Return the lines that run from the line containing "Decode this image" through the end of the entries, both ends included. Leave out all pictures.

(Stored data)
+===+
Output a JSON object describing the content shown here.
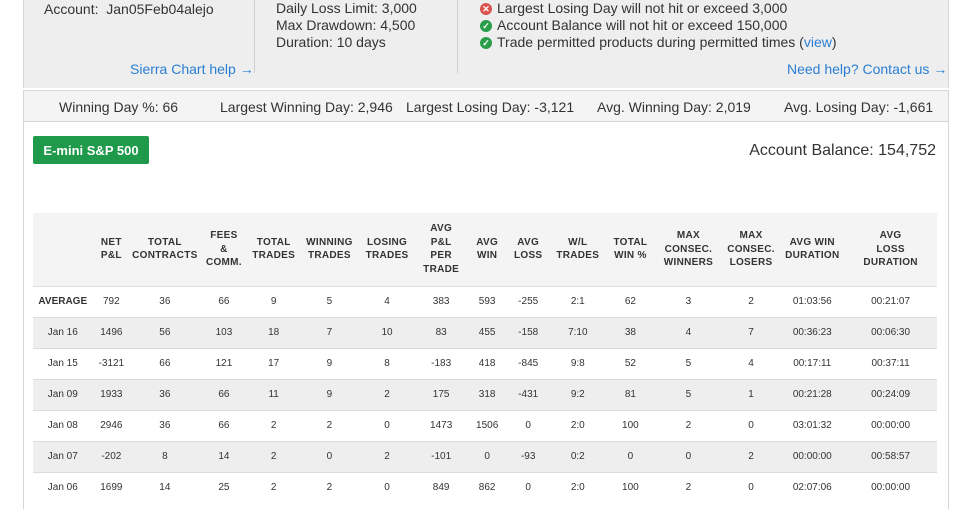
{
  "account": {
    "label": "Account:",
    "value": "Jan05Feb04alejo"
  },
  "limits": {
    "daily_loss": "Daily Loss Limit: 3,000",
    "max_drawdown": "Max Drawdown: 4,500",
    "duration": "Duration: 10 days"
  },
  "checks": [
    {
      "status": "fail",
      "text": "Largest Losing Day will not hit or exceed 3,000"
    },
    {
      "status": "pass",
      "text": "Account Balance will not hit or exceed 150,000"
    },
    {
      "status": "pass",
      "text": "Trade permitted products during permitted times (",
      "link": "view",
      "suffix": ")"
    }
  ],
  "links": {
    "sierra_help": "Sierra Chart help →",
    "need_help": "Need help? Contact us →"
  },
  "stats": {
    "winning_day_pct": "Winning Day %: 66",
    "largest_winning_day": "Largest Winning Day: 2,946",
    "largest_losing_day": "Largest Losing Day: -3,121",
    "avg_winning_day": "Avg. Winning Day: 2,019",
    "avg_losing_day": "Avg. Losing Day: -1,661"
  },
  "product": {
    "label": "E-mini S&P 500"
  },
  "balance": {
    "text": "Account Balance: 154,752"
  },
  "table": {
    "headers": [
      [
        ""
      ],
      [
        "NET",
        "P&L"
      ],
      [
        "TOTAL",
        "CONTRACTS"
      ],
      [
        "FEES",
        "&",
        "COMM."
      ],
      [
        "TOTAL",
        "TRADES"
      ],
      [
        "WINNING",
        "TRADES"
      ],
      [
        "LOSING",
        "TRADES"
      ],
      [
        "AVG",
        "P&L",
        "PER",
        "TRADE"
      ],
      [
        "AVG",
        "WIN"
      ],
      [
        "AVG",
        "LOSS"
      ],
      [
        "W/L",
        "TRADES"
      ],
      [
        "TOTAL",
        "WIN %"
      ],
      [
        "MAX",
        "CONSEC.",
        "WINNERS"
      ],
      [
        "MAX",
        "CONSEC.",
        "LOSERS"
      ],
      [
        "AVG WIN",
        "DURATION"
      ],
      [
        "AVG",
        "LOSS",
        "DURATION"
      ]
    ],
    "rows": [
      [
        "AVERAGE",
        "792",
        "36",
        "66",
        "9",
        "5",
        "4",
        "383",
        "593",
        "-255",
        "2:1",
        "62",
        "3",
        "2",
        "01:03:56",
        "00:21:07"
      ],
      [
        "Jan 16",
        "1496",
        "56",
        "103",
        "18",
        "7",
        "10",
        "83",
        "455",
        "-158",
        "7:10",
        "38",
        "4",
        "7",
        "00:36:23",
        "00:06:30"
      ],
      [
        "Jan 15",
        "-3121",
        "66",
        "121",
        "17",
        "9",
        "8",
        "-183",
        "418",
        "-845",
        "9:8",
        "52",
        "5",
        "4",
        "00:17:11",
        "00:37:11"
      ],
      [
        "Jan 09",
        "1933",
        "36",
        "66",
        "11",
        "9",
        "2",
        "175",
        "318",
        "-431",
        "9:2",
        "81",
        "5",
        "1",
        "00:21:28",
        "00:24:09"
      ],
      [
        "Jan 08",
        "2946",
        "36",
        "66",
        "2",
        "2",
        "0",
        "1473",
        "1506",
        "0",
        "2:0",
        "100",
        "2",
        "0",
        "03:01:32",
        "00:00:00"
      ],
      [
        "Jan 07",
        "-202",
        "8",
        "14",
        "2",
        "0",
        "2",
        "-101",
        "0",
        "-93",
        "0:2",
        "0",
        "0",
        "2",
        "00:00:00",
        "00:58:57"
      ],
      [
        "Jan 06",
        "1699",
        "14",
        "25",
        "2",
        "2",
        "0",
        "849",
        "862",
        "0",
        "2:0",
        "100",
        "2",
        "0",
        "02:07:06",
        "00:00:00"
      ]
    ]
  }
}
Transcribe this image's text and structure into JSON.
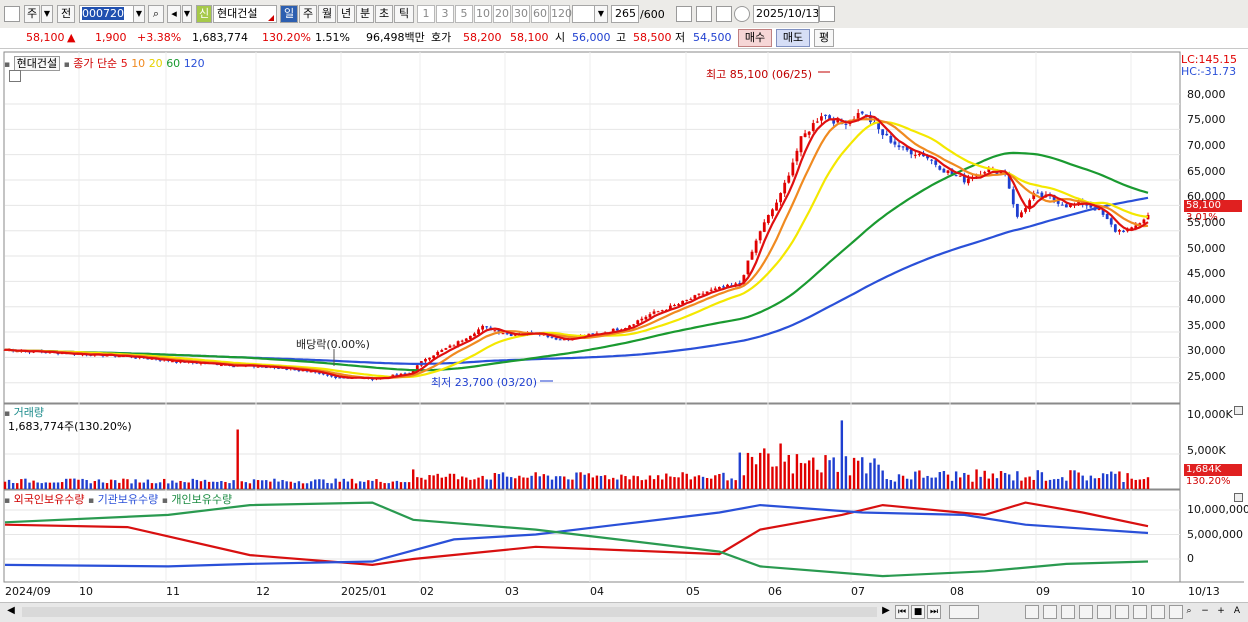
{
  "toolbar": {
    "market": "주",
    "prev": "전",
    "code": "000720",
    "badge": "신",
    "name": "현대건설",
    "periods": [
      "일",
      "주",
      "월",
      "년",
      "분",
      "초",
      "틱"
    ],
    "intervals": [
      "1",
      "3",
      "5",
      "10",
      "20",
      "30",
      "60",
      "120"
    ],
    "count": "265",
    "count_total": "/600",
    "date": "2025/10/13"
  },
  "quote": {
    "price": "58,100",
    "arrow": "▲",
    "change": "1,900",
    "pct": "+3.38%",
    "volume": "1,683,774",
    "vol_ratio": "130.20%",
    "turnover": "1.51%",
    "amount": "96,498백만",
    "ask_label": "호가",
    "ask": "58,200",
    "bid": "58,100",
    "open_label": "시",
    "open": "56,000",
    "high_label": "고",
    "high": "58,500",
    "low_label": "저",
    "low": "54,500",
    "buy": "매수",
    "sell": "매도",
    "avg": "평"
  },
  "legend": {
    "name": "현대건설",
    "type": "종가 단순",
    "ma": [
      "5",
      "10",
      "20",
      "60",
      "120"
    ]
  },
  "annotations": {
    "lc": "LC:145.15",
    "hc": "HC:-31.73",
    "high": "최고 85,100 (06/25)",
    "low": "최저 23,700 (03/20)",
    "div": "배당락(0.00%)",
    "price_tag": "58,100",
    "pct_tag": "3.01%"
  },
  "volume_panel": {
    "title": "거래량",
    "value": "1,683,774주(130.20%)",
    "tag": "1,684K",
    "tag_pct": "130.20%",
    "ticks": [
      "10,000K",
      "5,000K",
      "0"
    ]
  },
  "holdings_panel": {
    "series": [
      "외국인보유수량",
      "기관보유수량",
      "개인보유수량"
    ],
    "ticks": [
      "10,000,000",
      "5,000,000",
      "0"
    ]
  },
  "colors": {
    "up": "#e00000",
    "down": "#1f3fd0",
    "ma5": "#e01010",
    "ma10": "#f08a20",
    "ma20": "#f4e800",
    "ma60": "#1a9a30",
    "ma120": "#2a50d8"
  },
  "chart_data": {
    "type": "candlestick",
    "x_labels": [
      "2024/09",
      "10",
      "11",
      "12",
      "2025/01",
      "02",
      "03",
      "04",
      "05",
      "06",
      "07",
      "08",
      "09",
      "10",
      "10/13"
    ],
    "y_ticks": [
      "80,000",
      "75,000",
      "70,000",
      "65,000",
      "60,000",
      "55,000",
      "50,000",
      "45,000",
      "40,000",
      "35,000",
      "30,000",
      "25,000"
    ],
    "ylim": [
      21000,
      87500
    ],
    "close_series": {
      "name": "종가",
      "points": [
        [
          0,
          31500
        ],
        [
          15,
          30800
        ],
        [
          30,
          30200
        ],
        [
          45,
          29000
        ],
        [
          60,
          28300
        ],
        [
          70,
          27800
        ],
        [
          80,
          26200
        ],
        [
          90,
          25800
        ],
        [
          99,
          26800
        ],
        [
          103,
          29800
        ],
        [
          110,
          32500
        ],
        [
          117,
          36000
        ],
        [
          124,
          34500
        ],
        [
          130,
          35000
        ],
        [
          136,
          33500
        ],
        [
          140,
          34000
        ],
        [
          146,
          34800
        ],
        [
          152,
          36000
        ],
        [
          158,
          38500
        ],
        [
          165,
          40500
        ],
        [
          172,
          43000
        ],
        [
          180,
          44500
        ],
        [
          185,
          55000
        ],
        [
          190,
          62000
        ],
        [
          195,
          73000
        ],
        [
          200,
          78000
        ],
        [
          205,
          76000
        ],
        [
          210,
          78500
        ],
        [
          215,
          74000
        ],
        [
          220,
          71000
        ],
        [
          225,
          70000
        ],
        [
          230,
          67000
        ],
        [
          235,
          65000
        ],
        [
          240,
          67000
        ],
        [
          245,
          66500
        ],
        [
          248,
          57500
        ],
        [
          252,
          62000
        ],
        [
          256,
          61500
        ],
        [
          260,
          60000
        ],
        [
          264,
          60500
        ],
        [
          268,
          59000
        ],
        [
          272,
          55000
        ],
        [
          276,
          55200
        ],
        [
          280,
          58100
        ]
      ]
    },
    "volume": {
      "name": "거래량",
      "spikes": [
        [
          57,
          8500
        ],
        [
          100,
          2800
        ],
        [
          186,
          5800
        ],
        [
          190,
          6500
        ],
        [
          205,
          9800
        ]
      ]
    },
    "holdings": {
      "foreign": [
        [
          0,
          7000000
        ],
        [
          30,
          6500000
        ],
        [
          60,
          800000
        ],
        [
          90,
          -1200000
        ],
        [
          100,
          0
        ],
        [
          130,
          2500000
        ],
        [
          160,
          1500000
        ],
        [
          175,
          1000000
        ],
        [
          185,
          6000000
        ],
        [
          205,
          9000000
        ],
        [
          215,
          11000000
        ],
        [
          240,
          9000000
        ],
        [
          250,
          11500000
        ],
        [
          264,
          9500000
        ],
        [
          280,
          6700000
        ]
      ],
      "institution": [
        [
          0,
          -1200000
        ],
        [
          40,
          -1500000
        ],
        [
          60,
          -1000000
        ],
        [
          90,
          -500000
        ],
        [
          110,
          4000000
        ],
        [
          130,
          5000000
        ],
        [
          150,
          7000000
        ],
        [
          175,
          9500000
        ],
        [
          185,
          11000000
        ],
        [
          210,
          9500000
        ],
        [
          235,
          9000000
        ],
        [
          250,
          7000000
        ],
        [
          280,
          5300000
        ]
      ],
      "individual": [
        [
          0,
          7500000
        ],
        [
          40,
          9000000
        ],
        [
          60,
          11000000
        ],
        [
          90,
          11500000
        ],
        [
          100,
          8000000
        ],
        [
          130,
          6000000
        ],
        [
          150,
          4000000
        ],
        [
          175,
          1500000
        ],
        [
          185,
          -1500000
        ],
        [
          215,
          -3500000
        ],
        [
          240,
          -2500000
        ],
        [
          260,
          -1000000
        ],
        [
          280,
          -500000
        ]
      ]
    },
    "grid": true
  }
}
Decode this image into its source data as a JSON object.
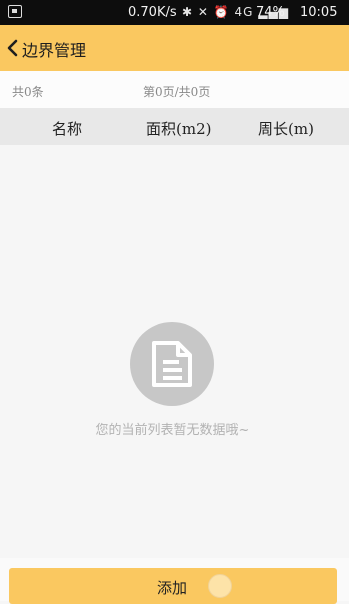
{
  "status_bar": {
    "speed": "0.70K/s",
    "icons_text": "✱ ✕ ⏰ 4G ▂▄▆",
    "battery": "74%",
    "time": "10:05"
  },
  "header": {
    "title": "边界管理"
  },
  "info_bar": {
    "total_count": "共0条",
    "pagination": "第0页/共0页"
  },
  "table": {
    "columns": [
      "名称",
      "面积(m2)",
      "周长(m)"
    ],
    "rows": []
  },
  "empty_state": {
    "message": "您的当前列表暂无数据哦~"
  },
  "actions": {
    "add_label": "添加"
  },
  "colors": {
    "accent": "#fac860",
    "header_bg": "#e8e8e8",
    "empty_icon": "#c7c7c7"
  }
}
+===+
▸ The completed task:
Decode this image into its source data as a JSON object.
{
  "status_bar": {
    "speed": "0.70K/s",
    "icons_text": "✱ ✕ ⏰ 4G ▂▄▆",
    "battery": "74%",
    "time": "10:05"
  },
  "header": {
    "title": "边界管理"
  },
  "info_bar": {
    "total_count": "共0条",
    "pagination": "第0页/共0页"
  },
  "table": {
    "columns": [
      "名称",
      "面积(m2)",
      "周长(m)"
    ],
    "rows": []
  },
  "empty_state": {
    "message": "您的当前列表暂无数据哦~"
  },
  "actions": {
    "add_label": "添加"
  },
  "colors": {
    "accent": "#fac860",
    "header_bg": "#e8e8e8",
    "empty_icon": "#c7c7c7"
  }
}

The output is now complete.